# RECORDS PROVIDED:
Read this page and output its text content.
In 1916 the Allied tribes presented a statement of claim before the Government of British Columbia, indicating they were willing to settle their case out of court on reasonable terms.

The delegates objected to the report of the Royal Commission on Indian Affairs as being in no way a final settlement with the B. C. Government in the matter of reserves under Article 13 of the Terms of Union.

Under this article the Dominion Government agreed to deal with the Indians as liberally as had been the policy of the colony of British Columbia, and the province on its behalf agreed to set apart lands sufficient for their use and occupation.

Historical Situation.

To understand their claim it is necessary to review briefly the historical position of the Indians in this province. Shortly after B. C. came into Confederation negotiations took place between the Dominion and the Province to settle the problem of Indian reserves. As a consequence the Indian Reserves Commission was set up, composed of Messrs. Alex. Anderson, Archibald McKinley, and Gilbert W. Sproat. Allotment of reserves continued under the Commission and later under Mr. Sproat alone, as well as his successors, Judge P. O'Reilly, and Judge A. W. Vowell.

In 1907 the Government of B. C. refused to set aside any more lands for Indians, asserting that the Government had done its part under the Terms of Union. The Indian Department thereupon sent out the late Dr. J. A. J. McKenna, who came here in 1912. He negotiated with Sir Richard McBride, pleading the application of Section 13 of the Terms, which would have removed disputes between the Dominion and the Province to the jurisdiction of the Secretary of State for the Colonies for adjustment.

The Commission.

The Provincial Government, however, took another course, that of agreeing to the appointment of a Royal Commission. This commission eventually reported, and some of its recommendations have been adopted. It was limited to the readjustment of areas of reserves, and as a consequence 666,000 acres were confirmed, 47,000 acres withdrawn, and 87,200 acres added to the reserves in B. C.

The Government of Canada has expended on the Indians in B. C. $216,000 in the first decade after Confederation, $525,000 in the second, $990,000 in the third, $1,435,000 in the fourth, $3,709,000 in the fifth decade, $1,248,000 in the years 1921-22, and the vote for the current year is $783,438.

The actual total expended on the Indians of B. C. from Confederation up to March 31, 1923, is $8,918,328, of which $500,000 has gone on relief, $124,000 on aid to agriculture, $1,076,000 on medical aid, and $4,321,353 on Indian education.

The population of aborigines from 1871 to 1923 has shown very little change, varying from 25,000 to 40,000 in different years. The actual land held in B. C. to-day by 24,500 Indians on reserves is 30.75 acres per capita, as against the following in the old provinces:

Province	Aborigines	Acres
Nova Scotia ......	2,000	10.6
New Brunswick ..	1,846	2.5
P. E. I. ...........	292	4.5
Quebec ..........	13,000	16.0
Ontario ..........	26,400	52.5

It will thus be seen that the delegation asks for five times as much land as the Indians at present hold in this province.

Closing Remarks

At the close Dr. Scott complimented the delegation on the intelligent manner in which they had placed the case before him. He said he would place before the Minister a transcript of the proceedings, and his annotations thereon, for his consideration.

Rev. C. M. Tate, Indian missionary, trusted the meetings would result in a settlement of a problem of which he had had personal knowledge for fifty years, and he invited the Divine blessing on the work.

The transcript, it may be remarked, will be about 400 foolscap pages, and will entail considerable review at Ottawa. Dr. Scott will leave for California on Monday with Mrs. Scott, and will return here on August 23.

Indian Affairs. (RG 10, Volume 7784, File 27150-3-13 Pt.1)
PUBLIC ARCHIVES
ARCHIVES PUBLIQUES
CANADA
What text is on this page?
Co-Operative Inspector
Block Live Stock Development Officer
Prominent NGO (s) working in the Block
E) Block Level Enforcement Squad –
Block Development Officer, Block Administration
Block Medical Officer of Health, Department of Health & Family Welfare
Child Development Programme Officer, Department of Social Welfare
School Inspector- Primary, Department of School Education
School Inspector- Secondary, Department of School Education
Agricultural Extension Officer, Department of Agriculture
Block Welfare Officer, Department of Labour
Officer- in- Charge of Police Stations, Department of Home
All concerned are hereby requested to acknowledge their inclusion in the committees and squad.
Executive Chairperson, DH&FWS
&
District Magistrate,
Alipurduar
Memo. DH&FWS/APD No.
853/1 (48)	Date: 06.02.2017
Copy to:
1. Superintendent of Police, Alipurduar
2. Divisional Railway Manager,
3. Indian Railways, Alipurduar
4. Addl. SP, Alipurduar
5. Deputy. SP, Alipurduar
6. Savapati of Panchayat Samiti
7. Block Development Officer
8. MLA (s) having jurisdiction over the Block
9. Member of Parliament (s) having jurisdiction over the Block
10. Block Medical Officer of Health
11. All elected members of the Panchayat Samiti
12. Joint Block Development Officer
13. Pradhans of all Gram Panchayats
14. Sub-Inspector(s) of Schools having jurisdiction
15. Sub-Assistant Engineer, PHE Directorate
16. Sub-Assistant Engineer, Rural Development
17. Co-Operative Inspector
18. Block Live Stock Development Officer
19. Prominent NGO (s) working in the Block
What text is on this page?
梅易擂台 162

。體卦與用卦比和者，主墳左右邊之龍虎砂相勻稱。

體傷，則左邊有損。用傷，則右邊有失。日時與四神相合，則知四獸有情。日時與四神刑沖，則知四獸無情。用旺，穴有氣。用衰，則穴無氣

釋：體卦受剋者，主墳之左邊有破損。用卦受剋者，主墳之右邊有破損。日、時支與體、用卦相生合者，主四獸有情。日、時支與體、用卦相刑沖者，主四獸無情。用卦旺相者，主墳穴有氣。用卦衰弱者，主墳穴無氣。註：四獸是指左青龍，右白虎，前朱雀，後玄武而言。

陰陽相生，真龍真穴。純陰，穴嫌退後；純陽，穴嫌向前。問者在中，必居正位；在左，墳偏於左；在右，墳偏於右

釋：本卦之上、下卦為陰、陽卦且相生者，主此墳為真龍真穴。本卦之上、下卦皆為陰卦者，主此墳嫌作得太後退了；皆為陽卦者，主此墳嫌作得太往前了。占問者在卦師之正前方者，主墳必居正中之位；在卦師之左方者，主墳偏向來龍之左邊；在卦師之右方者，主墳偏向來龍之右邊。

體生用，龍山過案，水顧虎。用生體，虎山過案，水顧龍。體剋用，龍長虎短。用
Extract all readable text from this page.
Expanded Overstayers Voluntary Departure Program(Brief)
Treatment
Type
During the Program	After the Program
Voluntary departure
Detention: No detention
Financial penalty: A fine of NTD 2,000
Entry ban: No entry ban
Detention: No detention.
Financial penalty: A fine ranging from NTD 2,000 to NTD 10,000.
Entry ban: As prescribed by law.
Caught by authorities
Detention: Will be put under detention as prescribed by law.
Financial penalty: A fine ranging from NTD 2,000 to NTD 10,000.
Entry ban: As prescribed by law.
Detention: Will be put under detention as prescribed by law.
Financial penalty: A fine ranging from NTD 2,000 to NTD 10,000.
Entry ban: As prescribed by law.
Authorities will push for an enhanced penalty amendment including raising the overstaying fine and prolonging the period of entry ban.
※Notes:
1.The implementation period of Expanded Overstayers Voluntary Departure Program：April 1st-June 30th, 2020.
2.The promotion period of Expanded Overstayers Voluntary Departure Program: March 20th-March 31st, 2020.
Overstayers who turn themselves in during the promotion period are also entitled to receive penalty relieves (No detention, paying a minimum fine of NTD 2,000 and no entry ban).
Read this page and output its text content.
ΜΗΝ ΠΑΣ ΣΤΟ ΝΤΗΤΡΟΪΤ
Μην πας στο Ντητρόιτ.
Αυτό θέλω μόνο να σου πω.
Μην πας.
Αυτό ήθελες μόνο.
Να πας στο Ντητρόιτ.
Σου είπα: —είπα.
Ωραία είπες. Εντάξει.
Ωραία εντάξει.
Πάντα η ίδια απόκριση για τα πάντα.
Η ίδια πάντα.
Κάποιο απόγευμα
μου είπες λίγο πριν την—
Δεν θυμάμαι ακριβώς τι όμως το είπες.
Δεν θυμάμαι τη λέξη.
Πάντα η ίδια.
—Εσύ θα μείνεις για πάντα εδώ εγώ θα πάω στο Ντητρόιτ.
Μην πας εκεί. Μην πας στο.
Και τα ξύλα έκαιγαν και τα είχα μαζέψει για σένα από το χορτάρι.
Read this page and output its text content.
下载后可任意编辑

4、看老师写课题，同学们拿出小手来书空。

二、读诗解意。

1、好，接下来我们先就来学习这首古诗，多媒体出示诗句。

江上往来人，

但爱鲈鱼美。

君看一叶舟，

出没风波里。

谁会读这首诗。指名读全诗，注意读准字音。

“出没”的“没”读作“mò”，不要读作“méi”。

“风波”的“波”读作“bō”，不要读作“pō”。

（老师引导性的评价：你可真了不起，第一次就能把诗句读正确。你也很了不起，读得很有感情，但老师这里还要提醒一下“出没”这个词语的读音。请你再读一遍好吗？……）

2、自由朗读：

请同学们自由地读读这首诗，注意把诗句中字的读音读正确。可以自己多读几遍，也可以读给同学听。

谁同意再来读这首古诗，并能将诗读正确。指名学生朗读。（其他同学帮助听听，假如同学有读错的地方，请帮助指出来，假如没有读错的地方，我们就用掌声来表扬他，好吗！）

# GIVEN REQUEST:
All lines above containing the string "jurisdiction" are to be collected.

# ANSWER TO THIS PROBLEM:
In 1907 the Government of B. C. refused to set aside any more lands for Indians, asserting that the Government had done its part under the Terms of Union. The Indian Department thereupon sent out the late Dr. J. A. J. McKenna, who came here in 1912. He negotiated with Sir Richard McBride, pleading the application of Section 13 of the Terms, which would have removed disputes between the Dominion and the Province to the jurisdiction of the Secretary of State for the Colonies for adjustment.
8. MLA (s) having jurisdiction over the Block
9. Member of Parliament (s) having jurisdiction over the Block
14. Sub-Inspector(s) of Schools having jurisdiction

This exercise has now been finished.